__MATERIAL FOR THIS EXERCISE__.
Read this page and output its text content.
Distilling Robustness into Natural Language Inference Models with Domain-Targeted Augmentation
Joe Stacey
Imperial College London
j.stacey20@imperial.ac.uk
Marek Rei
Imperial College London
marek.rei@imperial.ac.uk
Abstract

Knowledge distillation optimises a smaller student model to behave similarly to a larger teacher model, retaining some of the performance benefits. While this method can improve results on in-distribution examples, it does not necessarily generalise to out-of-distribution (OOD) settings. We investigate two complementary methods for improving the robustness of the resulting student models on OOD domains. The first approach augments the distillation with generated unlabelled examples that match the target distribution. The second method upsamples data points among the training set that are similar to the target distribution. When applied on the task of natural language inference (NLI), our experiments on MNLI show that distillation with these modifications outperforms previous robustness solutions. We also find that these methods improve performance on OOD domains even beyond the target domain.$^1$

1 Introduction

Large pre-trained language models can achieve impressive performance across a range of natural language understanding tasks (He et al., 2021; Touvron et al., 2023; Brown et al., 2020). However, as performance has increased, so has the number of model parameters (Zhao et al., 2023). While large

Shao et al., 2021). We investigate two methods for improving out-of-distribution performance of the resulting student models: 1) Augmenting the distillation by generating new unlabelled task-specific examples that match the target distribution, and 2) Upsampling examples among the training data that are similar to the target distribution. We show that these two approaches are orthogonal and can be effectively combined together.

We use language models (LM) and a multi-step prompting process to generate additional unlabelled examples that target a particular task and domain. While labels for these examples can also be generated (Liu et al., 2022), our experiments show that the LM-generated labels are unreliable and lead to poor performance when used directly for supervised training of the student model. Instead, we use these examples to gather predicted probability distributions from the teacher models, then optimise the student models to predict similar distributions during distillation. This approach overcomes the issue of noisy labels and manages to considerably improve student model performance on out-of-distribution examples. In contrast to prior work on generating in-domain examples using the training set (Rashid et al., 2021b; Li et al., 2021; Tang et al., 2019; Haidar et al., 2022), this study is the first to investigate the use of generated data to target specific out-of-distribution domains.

__WHAT YOU HAVE TO DO__. Search the data for "domains". Copy every matching line.

__SOLUTION TO THIS TASK__.
Knowledge distillation optimises a smaller student model to behave similarly to a larger teacher model, retaining some of the performance benefits. While this method can improve results on in-distribution examples, it does not necessarily generalise to out-of-distribution (OOD) settings. We investigate two complementary methods for improving the robustness of the resulting student models on OOD domains. The first approach augments the distillation with generated unlabelled examples that match the target distribution. The second method upsamples data points among the training set that are similar to the target distribution. When applied on the task of natural language inference (NLI), our experiments on MNLI show that distillation with these modifications outperforms previous robustness solutions. We also find that these methods improve performance on OOD domains even beyond the target domain.$^1$
We use language models (LM) and a multi-step prompting process to generate additional unlabelled examples that target a particular task and domain. While labels for these examples can also be generated (Liu et al., 2022), our experiments show that the LM-generated labels are unreliable and lead to poor performance when used directly for supervised training of the student model. Instead, we use these examples to gather predicted probability distributions from the teacher models, then optimise the student models to predict similar distributions during distillation. This approach overcomes the issue of noisy labels and manages to considerably improve student model performance on out-of-distribution examples. In contrast to prior work on generating in-domain examples using the training set (Rashid et al., 2021b; Li et al., 2021; Tang et al., 2019; Haidar et al., 2022), this study is the first to investigate the use of generated data to target specific out-of-distribution domains.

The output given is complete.